What the task asks:
Every line of the data below that holds the string "porter" needs to be reported.

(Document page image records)
== Segment start ==

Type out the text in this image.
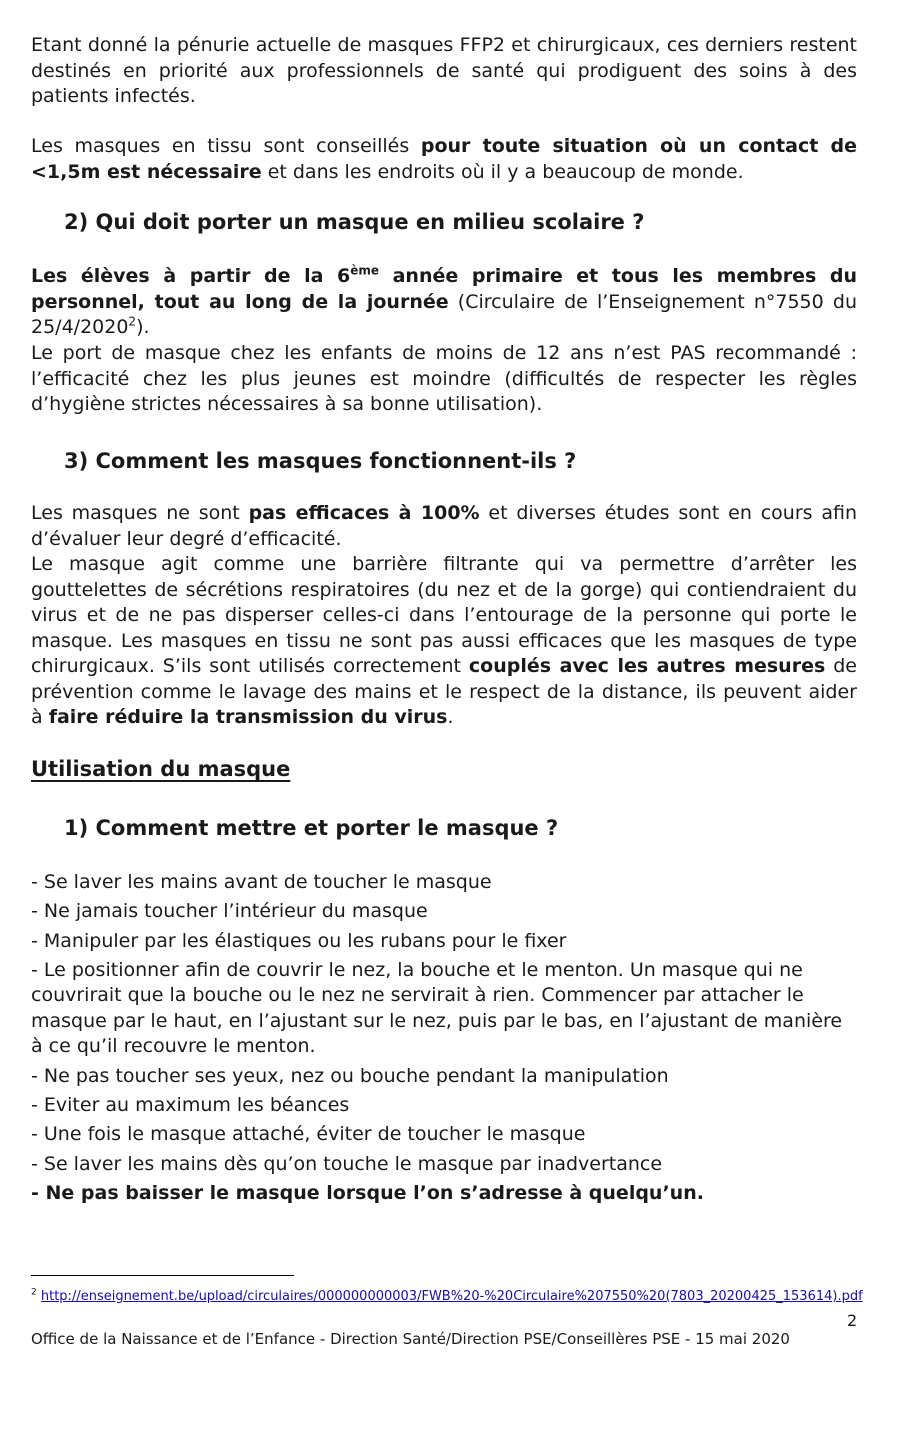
Etant donné la pénurie actuelle de masques FFP2 et chirurgicaux, ces derniers restent destinés en priorité aux professionnels de santé qui prodiguent des soins à des patients infectés.

Les masques en tissu sont conseillés pour toute situation où un contact de <1,5m est nécessaire et dans les endroits où il y a beaucoup de monde.

2) Qui doit porter un masque en milieu scolaire ?

Les élèves à partir de la 6ème année primaire et tous les membres du personnel, tout au long de la journée (Circulaire de l’Enseignement n°7550 du 25/4/2020$^2$).

Le port de masque chez les enfants de moins de 12 ans n’est PAS recommandé : l’efficacité chez les plus jeunes est moindre (difficultés de respecter les règles d’hygiène strictes nécessaires à sa bonne utilisation).

3) Comment les masques fonctionnent-ils ?

Les masques ne sont pas efficaces à 100% et diverses études sont en cours afin d’évaluer leur degré d’efficacité.

Le masque agit comme une barrière filtrante qui va permettre d’arrêter les gouttelettes de sécrétions respiratoires (du nez et de la gorge) qui contiendraient du virus et de ne pas disperser celles-ci dans l’entourage de la personne qui porte le masque. Les masques en tissu ne sont pas aussi efficaces que les masques de type chirurgicaux. S’ils sont utilisés correctement couplés avec les autres mesures de prévention comme le lavage des mains et le respect de la distance, ils peuvent aider à faire réduire la transmission du virus.

Utilisation du masque
1) Comment mettre et porter le masque ?
- Se laver les mains avant de toucher le masque
- Ne jamais toucher l’intérieur du masque
- Manipuler par les élastiques ou les rubans pour le fixer
- Le positionner afin de couvrir le nez, la bouche et le menton. Un masque qui ne couvrirait que la bouche ou le nez ne servirait à rien. Commencer par attacher le masque par le haut, en l’ajustant sur le nez, puis par le bas, en l’ajustant de manière à ce qu’il recouvre le menton.
- Ne pas toucher ses yeux, nez ou bouche pendant la manipulation
- Eviter au maximum les béances
- Une fois le masque attaché, éviter de toucher le masque
- Se laver les mains dès qu’on touche le masque par inadvertance
- Ne pas baisser le masque lorsque l’on s’adresse à quelqu’un.
$^2$ http://enseignement.be/upload/circulaires/000000000003/FWB%20-%20Circulaire%207550%20(7803_20200425_153614).pdf
2
Office de la Naissance et de l’Enfance - Direction Santé/Direction PSE/Conseillères PSE - 15 mai 2020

== Segment end ==

Solution to this problem:
2) Qui doit porter un masque en milieu scolaire ?
1) Comment mettre et porter le masque ?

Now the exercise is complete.